OBJECTIVE:
Write out the full listing exactly as given, minus the images.
:: INPUT FOR THIS TASK
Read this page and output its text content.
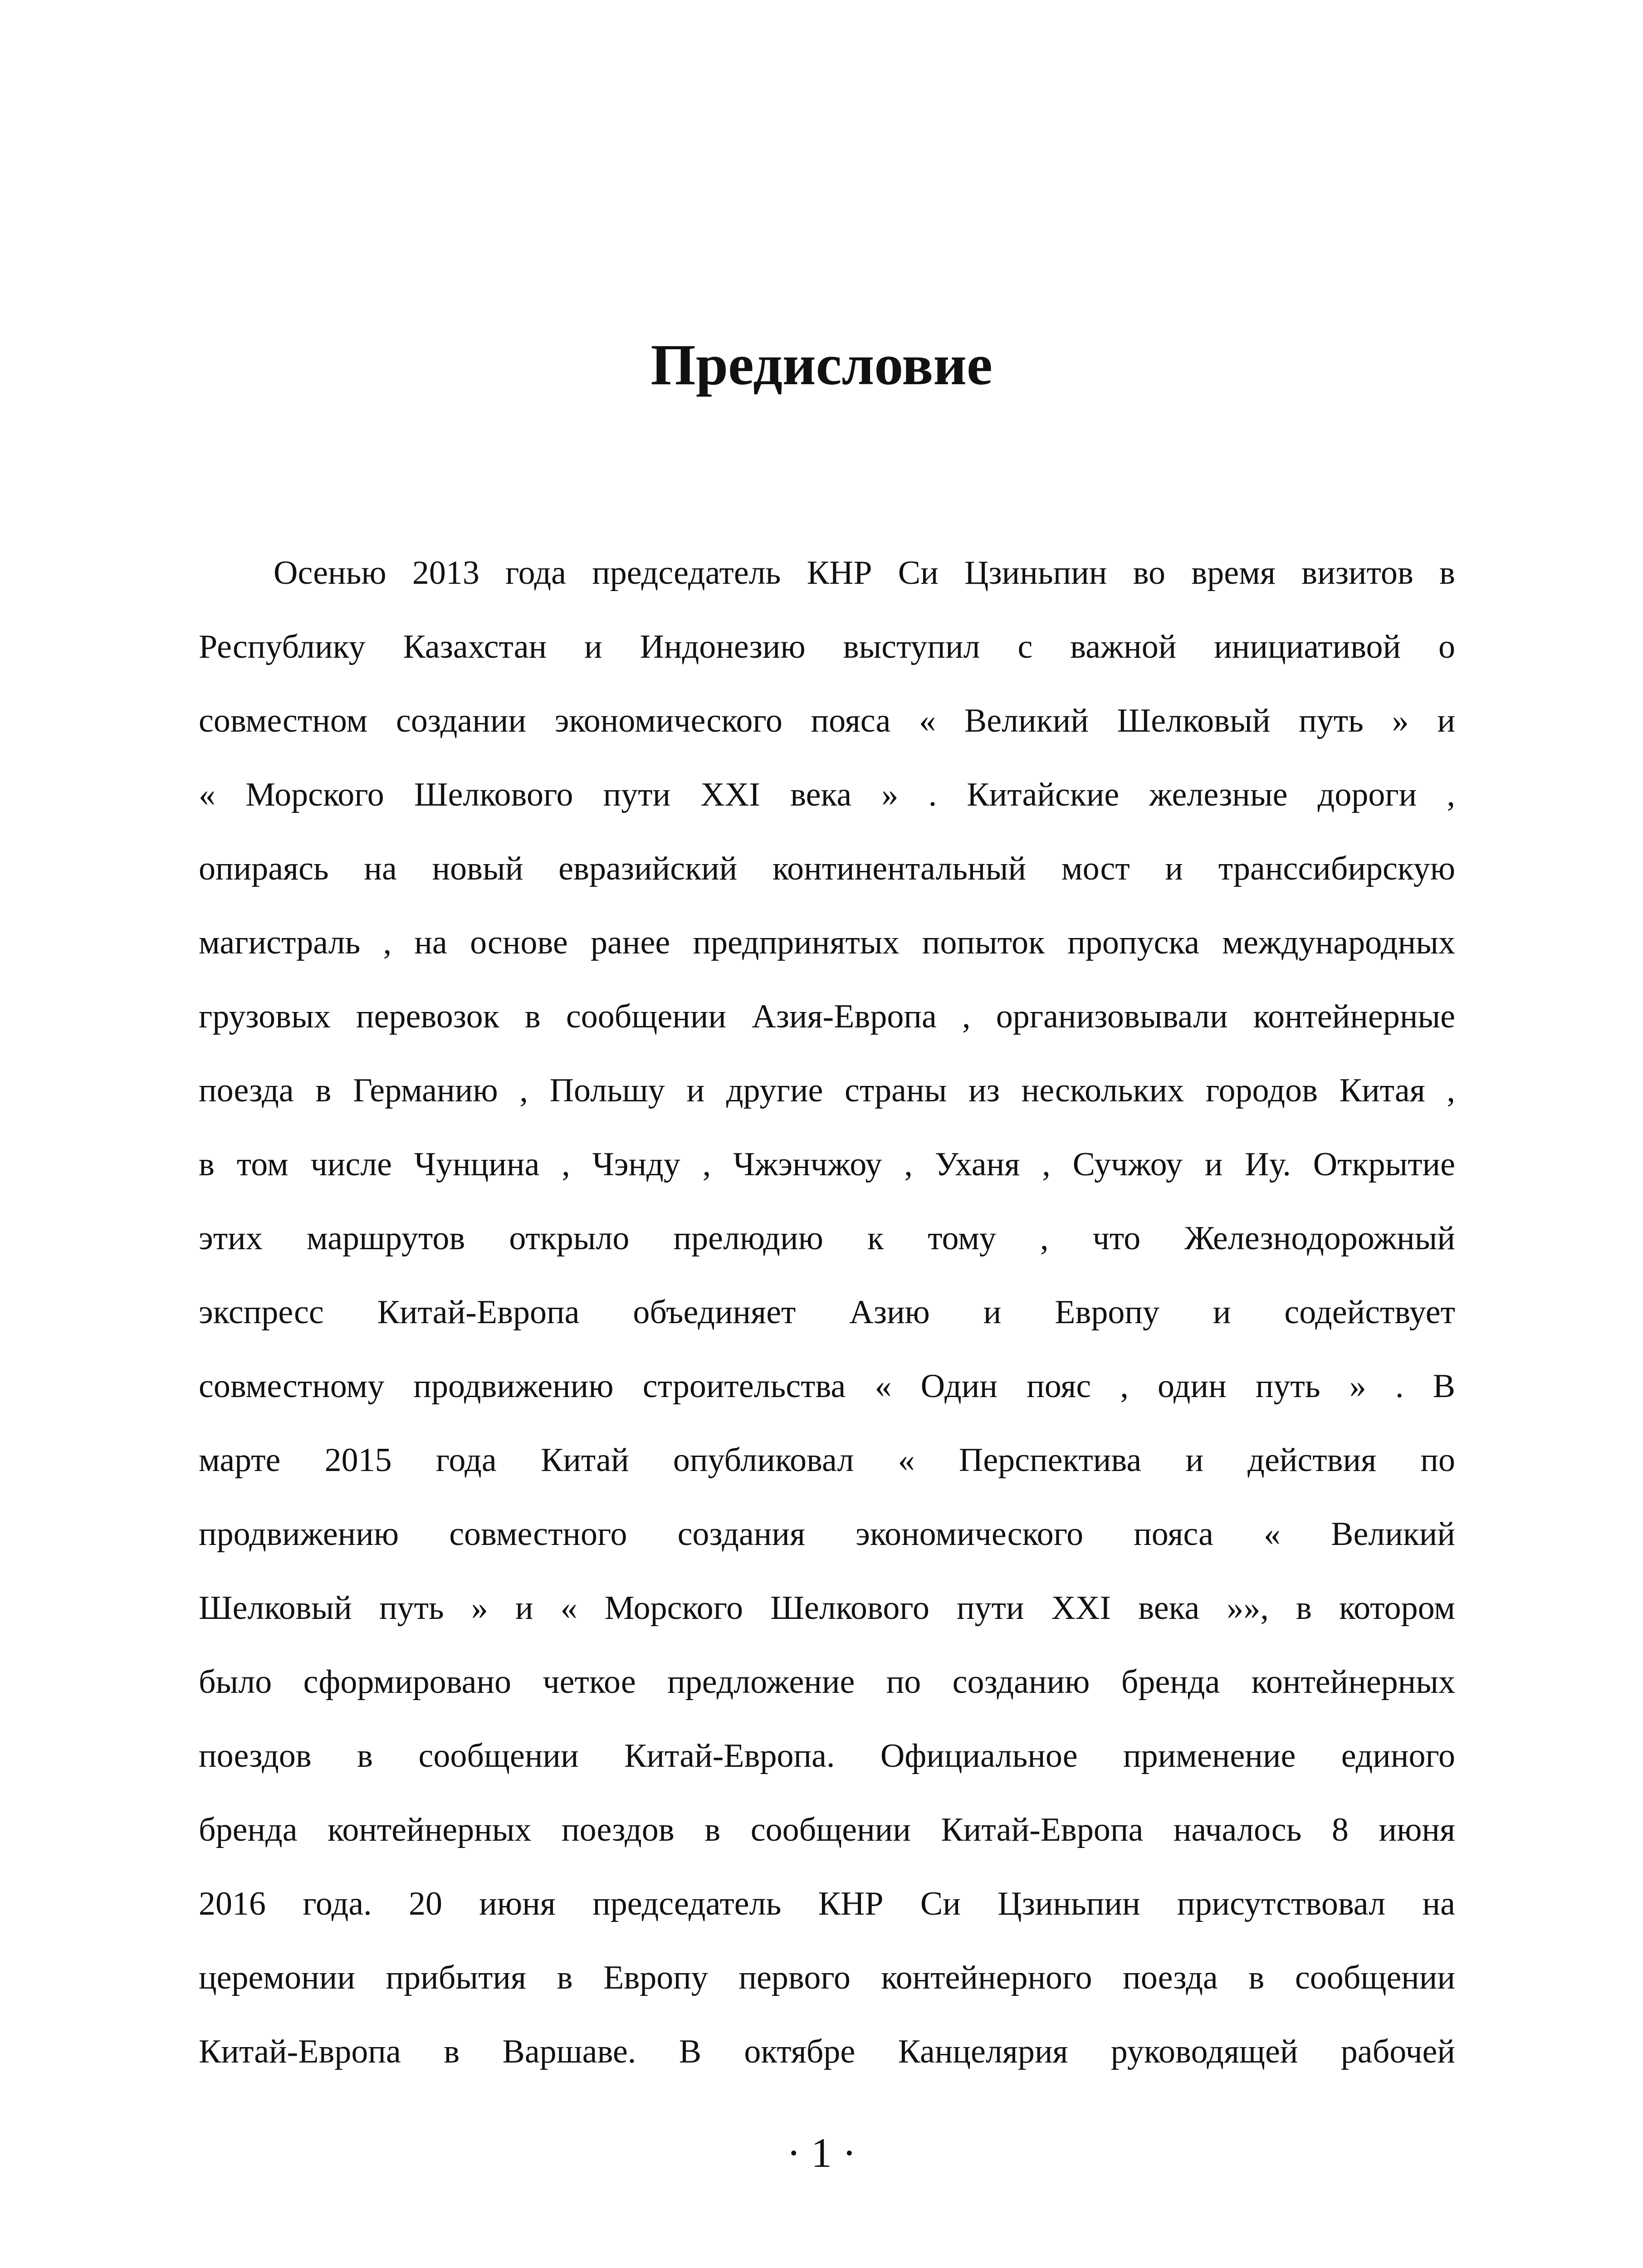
Предисловие
Осенью 2013 года председатель КНР Си Цзиньпин во время визитов в
Республику Казахстан и Индонезию выступил с важной инициативой о
совместном создании экономического пояса « Великий Шелковый путь » и
« Морского Шелкового пути XXI века » . Китайские железные дороги ,
опираясь на новый евразийский континентальный мост и транссибирскую
магистраль , на основе ранее предпринятых попыток пропуска международных
грузовых перевозок в сообщении Азия-Европа , организовывали контейнерные
поезда в Германию , Польшу и другие страны из нескольких городов Китая ,
в том числе Чунцина , Чэнду , Чжэнчжоу , Уханя , Сучжоу и Иу. Открытие
этих маршрутов открыло прелюдию к тому , что Железнодорожный
экспресс Китай-Европа объединяет Азию и Европу и содействует
совместному продвижению строительства « Один пояс , один путь » . В
марте 2015 года Китай опубликовал « Перспектива и действия по
продвижению совместного создания экономического пояса « Великий
Шелковый путь » и « Морского Шелкового пути XXI века »», в котором
было сформировано четкое предложение по созданию бренда контейнерных
поездов в сообщении Китай-Европа. Официальное применение единого
бренда контейнерных поездов в сообщении Китай-Европа началось 8 июня
2016 года. 20 июня председатель КНР Си Цзиньпин присутствовал на
церемонии прибытия в Европу первого контейнерного поезда в сообщении
Китай-Европа в Варшаве. В октябре Канцелярия руководящей рабочей
· 1 ·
::::
ANSWER TO THIS TASK:
Read this page and output its text content.
Предисловие
Осенью 2013 года председатель КНР Си Цзиньпин во время визитов в
Республику Казахстан и Индонезию выступил с важной инициативой о
совместном создании экономического пояса « Великий Шелковый путь » и
« Морского Шелкового пути XXI века » . Китайские железные дороги ,
опираясь на новый евразийский континентальный мост и транссибирскую
магистраль , на основе ранее предпринятых попыток пропуска международных
грузовых перевозок в сообщении Азия-Европа , организовывали контейнерные
поезда в Германию , Польшу и другие страны из нескольких городов Китая ,
в том числе Чунцина , Чэнду , Чжэнчжоу , Уханя , Сучжоу и Иу. Открытие
этих маршрутов открыло прелюдию к тому , что Железнодорожный
экспресс Китай-Европа объединяет Азию и Европу и содействует
совместному продвижению строительства « Один пояс , один путь » . В
марте 2015 года Китай опубликовал « Перспектива и действия по
продвижению совместного создания экономического пояса « Великий
Шелковый путь » и « Морского Шелкового пути XXI века »», в котором
было сформировано четкое предложение по созданию бренда контейнерных
поездов в сообщении Китай-Европа. Официальное применение единого
бренда контейнерных поездов в сообщении Китай-Европа началось 8 июня
2016 года. 20 июня председатель КНР Си Цзиньпин присутствовал на
церемонии прибытия в Европу первого контейнерного поезда в сообщении
Китай-Европа в Варшаве. В октябре Канцелярия руководящей рабочей
· 1 ·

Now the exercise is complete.